## Short task
Retype the data below without altering anything.

## Source records
* BEGIN *

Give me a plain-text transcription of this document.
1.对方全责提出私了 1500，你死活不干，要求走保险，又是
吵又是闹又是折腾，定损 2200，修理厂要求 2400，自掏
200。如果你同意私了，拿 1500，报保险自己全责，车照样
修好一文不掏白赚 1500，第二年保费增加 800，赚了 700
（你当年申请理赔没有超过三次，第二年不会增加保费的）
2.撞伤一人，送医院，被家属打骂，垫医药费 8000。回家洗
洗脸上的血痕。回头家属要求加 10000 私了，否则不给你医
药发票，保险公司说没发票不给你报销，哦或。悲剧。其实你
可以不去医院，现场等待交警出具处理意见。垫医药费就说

* END *

## Full answer
Give me a plain-text transcription of this document.
1.对方全责提出私了 1500，你死活不干，要求走保险，又是
吵又是闹又是折腾，定损 2200，修理厂要求 2400，自掏
200。如果你同意私了，拿 1500，报保险自己全责，车照样
修好一文不掏白赚 1500，第二年保费增加 800，赚了 700
（你当年申请理赔没有超过三次，第二年不会增加保费的）
2.撞伤一人，送医院，被家属打骂，垫医药费 8000。回家洗
洗脸上的血痕。回头家属要求加 10000 私了，否则不给你医
药发票，保险公司说没发票不给你报销，哦或。悲剧。其实你
可以不去医院，现场等待交警出具处理意见。垫医药费就说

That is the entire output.